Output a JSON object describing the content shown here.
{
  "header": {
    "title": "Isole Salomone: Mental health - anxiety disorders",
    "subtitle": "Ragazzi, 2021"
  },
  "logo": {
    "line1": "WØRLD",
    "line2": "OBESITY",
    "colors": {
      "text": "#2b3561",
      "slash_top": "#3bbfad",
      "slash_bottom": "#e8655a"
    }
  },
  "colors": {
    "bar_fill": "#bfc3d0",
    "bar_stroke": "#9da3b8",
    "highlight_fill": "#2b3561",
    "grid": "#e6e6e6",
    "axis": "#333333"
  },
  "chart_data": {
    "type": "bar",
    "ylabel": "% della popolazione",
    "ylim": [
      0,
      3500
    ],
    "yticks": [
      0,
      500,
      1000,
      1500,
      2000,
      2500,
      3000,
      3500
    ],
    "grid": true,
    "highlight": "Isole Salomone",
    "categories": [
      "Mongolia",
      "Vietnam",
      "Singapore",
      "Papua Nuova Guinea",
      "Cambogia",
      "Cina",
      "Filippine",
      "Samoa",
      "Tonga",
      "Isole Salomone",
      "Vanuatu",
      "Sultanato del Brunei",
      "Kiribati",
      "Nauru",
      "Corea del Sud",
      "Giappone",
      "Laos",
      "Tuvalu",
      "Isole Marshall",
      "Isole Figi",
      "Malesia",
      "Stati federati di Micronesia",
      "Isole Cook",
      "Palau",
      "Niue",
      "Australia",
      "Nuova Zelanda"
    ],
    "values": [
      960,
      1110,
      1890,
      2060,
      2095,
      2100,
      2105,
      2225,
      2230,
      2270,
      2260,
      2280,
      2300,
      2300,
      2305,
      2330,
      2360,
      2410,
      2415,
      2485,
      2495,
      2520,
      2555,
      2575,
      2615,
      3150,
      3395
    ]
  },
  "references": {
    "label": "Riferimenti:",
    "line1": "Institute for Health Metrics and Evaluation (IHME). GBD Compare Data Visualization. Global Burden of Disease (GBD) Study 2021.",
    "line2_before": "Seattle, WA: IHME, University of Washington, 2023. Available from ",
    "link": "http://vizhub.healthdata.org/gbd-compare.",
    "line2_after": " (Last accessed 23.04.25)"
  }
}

== == ==

= Given request =
Could you transcribe the records in full, exactly?

= Solution for this task =
Output a JSON object describing the content shown here.
{
  "header": {
    "title": "Isole Salomone: Mental health - anxiety disorders",
    "subtitle": "Ragazzi, 2021"
  },
  "logo": {
    "line1": "WØRLD",
    "line2": "OBESITY",
    "colors": {
      "text": "#2b3561",
      "slash_top": "#3bbfad",
      "slash_bottom": "#e8655a"
    }
  },
  "colors": {
    "bar_fill": "#bfc3d0",
    "bar_stroke": "#9da3b8",
    "highlight_fill": "#2b3561",
    "grid": "#e6e6e6",
    "axis": "#333333"
  },
  "chart_data": {
    "type": "bar",
    "ylabel": "% della popolazione",
    "ylim": [
      0,
      3500
    ],
    "yticks": [
      0,
      500,
      1000,
      1500,
      2000,
      2500,
      3000,
      3500
    ],
    "grid": true,
    "highlight": "Isole Salomone",
    "categories": [
      "Mongolia",
      "Vietnam",
      "Singapore",
      "Papua Nuova Guinea",
      "Cambogia",
      "Cina",
      "Filippine",
      "Samoa",
      "Tonga",
      "Isole Salomone",
      "Vanuatu",
      "Sultanato del Brunei",
      "Kiribati",
      "Nauru",
      "Corea del Sud",
      "Giappone",
      "Laos",
      "Tuvalu",
      "Isole Marshall",
      "Isole Figi",
      "Malesia",
      "Stati federati di Micronesia",
      "Isole Cook",
      "Palau",
      "Niue",
      "Australia",
      "Nuova Zelanda"
    ],
    "values": [
      960,
      1110,
      1890,
      2060,
      2095,
      2100,
      2105,
      2225,
      2230,
      2270,
      2260,
      2280,
      2300,
      2300,
      2305,
      2330,
      2360,
      2410,
      2415,
      2485,
      2495,
      2520,
      2555,
      2575,
      2615,
      3150,
      3395
    ]
  },
  "references": {
    "label": "Riferimenti:",
    "line1": "Institute for Health Metrics and Evaluation (IHME). GBD Compare Data Visualization. Global Burden of Disease (GBD) Study 2021.",
    "line2_before": "Seattle, WA: IHME, University of Washington, 2023. Available from ",
    "link": "http://vizhub.healthdata.org/gbd-compare.",
    "line2_after": " (Last accessed 23.04.25)"
  }
}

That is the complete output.